## EXERCISE BRIEF
Exactly reproduce each line of the listing that follows.

## DATA EXTRACT

◆ ◆ ◆ ◆ ◆

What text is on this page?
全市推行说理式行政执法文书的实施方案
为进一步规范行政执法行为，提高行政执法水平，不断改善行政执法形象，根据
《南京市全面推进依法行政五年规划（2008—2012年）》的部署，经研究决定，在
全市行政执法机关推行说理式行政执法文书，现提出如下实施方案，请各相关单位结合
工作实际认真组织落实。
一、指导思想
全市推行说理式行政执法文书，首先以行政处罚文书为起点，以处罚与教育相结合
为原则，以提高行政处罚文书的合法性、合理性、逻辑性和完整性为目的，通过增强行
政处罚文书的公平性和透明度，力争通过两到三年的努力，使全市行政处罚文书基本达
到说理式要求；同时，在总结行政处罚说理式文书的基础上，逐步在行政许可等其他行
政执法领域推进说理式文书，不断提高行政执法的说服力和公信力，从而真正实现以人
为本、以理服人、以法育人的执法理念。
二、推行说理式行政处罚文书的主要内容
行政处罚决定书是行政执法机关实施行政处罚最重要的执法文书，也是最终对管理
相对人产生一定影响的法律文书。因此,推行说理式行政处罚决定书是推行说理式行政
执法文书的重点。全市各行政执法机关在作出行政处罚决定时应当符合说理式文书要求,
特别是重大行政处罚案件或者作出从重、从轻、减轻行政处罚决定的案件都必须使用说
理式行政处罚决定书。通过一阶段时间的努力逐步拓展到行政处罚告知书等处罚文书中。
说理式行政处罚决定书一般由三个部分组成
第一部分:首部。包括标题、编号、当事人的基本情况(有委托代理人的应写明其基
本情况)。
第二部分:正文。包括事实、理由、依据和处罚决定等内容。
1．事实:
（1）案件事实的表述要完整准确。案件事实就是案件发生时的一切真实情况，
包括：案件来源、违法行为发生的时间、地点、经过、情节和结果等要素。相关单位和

◆ ◆ ◆ ◆ ◆

## RESULT OF THIS EXERCISE
What text is on this page?
全市推行说理式行政执法文书的实施方案
为进一步规范行政执法行为，提高行政执法水平，不断改善行政执法形象，根据
《南京市全面推进依法行政五年规划（2008—2012年）》的部署，经研究决定，在
全市行政执法机关推行说理式行政执法文书，现提出如下实施方案，请各相关单位结合
工作实际认真组织落实。
一、指导思想
全市推行说理式行政执法文书，首先以行政处罚文书为起点，以处罚与教育相结合
为原则，以提高行政处罚文书的合法性、合理性、逻辑性和完整性为目的，通过增强行
政处罚文书的公平性和透明度，力争通过两到三年的努力，使全市行政处罚文书基本达
到说理式要求；同时，在总结行政处罚说理式文书的基础上，逐步在行政许可等其他行
政执法领域推进说理式文书，不断提高行政执法的说服力和公信力，从而真正实现以人
为本、以理服人、以法育人的执法理念。
二、推行说理式行政处罚文书的主要内容
行政处罚决定书是行政执法机关实施行政处罚最重要的执法文书，也是最终对管理
相对人产生一定影响的法律文书。因此,推行说理式行政处罚决定书是推行说理式行政
执法文书的重点。全市各行政执法机关在作出行政处罚决定时应当符合说理式文书要求,
特别是重大行政处罚案件或者作出从重、从轻、减轻行政处罚决定的案件都必须使用说
理式行政处罚决定书。通过一阶段时间的努力逐步拓展到行政处罚告知书等处罚文书中。
说理式行政处罚决定书一般由三个部分组成
第一部分:首部。包括标题、编号、当事人的基本情况(有委托代理人的应写明其基
本情况)。
第二部分:正文。包括事实、理由、依据和处罚决定等内容。
1．事实:
（1）案件事实的表述要完整准确。案件事实就是案件发生时的一切真实情况，
包括：案件来源、违法行为发生的时间、地点、经过、情节和结果等要素。相关单位和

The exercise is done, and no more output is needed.